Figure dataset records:
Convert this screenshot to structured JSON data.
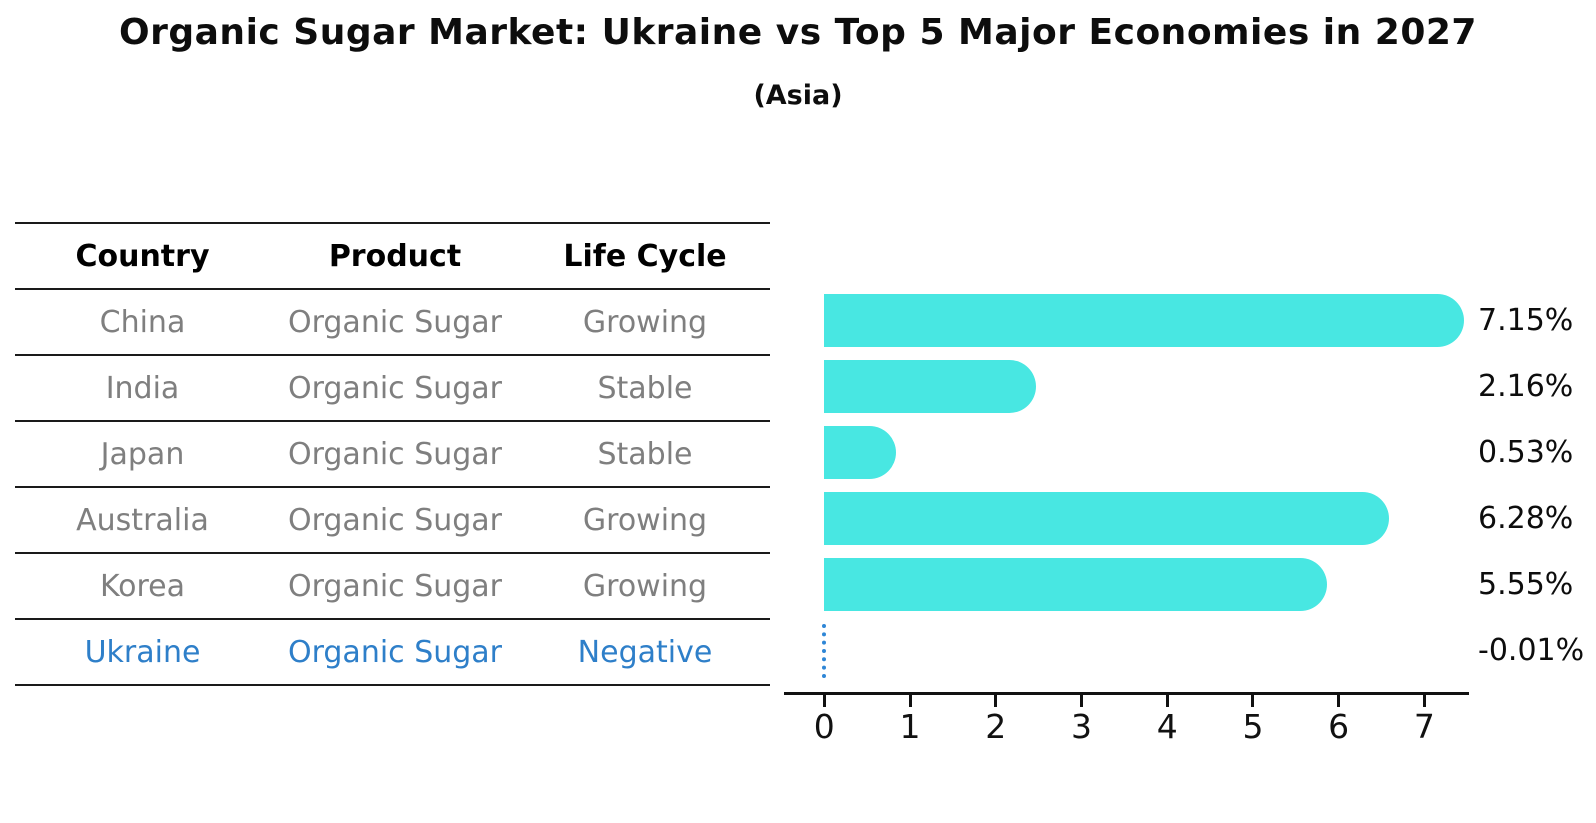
{
  "title": "Organic Sugar Market: Ukraine vs Top 5 Major Economies in 2027",
  "subtitle": "(Asia)",
  "table": {
    "headers": [
      "Country",
      "Product",
      "Life Cycle"
    ],
    "rows": [
      {
        "country": "China",
        "product": "Organic Sugar",
        "life_cycle": "Growing",
        "highlight": false
      },
      {
        "country": "India",
        "product": "Organic Sugar",
        "life_cycle": "Stable",
        "highlight": false
      },
      {
        "country": "Japan",
        "product": "Organic Sugar",
        "life_cycle": "Stable",
        "highlight": false
      },
      {
        "country": "Australia",
        "product": "Organic Sugar",
        "life_cycle": "Growing",
        "highlight": false
      },
      {
        "country": "Korea",
        "product": "Organic Sugar",
        "life_cycle": "Growing",
        "highlight": false
      },
      {
        "country": "Ukraine",
        "product": "Organic Sugar",
        "life_cycle": "Negative",
        "highlight": true
      }
    ]
  },
  "chart_data": {
    "type": "bar",
    "orientation": "horizontal",
    "title": "Organic Sugar Market: Ukraine vs Top 5 Major Economies in 2027",
    "subtitle": "(Asia)",
    "categories": [
      "China",
      "India",
      "Japan",
      "Australia",
      "Korea",
      "Ukraine"
    ],
    "values": [
      7.15,
      2.16,
      0.53,
      6.28,
      5.55,
      -0.01
    ],
    "value_labels": [
      "7.15%",
      "2.16%",
      "0.53%",
      "6.28%",
      "5.55%",
      "-0.01%"
    ],
    "x_ticks": [
      0,
      1,
      2,
      3,
      4,
      5,
      6,
      7
    ],
    "xlim": [
      -0.47,
      7.52
    ],
    "xlabel": "",
    "ylabel": "",
    "grid": false,
    "legend": false,
    "bar_color": "#48e7e2",
    "negative_marker": "dotted-line"
  },
  "colors": {
    "bar": "#48e7e2",
    "highlight_text": "#2e7fc9",
    "table_text": "#7f7f7f",
    "heading_text": "#0d0d0d",
    "axis": "#111111",
    "negative_marker": "#2e86d6",
    "background": "#ffffff"
  }
}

» **What the task asks**
The answer must consist solely of the number of lines in the entries that contain the word "Market".

» **Task response**
2